# EXERCISE DIRECTIONS
Check each line of the material. Copy those containing "frac".

[Begin EXCERPTED RECORDS]

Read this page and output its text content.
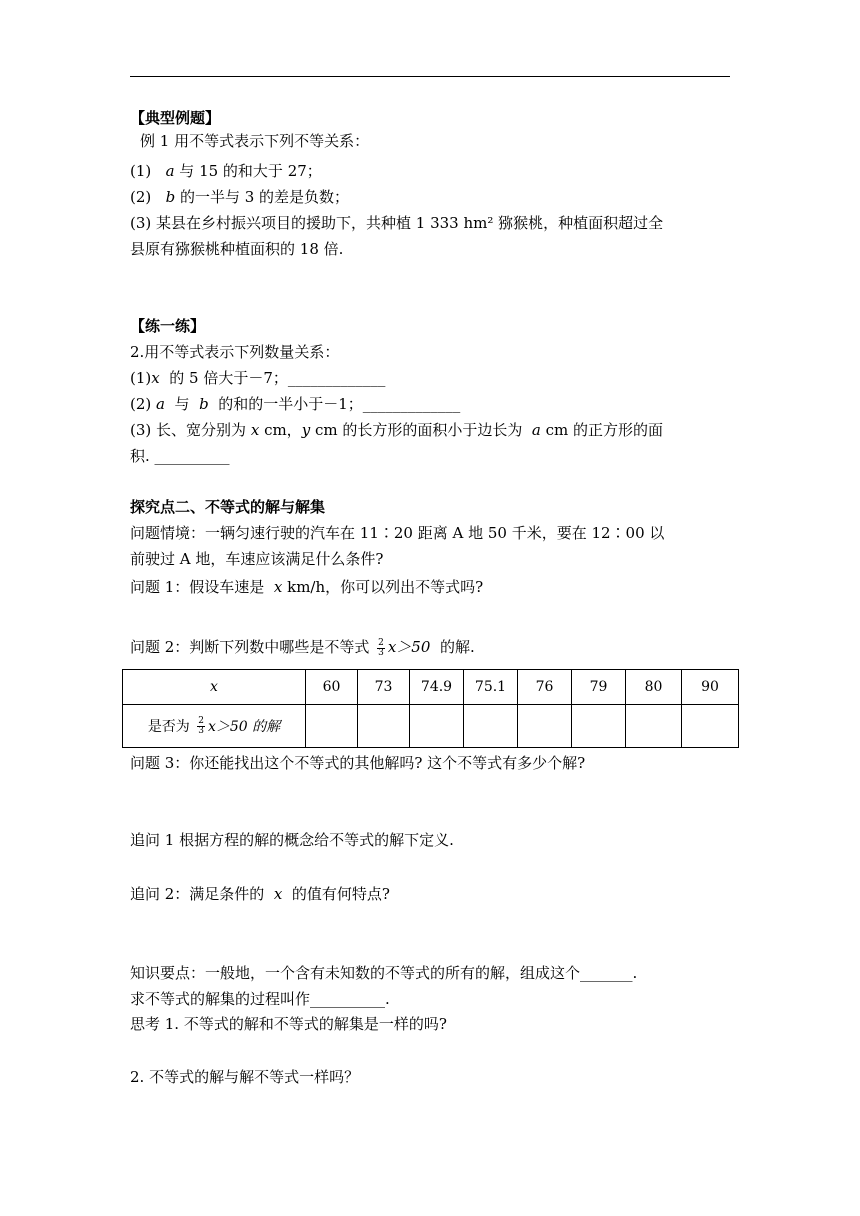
【典型例题】
例 1 用不等式表示下列不等关系：
(1) a 与 15 的和大于 27；
(2) b 的一半与 3 的差是负数；
(3) 某县在乡村振兴项目的援助下，共种植 1 333 hm² 猕猴桃，种植面积超过全
县原有猕猴桃种植面积的 18 倍.
【练一练】
2.用不等式表示下列数量关系：
(1)x 的 5 倍大于－7；_____________
(2) a 与 b 的和的一半小于－1；_____________
(3) 长、宽分别为 x cm，y cm 的长方形的面积小于边长为 a cm 的正方形的面
积. __________
探究点二、不等式的解与解集
问题情境：一辆匀速行驶的汽车在 11∶20 距离 A 地 50 千米，要在 12∶00 以
前驶过 A 地，车速应该满足什么条件?
问题 1：假设车速是 x km/h，你可以列出不等式吗?
问题 2：判断下列数中哪些是不等式 $\frac{2}{3} x>50$ 的解.
x	60	73	74.9	75.1	76	79	80	90
是否为 $\frac{2}{3} x>50$ 的解								
问题 3：你还能找出这个不等式的其他解吗? 这个不等式有多少个解?
追问 1 根据方程的解的概念给不等式的解下定义.
追问 2：满足条件的 x 的值有何特点?
知识要点：一般地，一个含有未知数的不等式的所有的解，组成这个_______.
求不等式的解集的过程叫作__________.
思考 1. 不等式的解和不等式的解集是一样的吗?
2. 不等式的解与解不等式一样吗？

[End EXCERPTED RECORDS]

# RESULT OF THE TASK
问题 2：判断下列数中哪些是不等式 $\frac{2}{3} x>50$ 的解.
是否为 $\frac{2}{3} x>50$ 的解								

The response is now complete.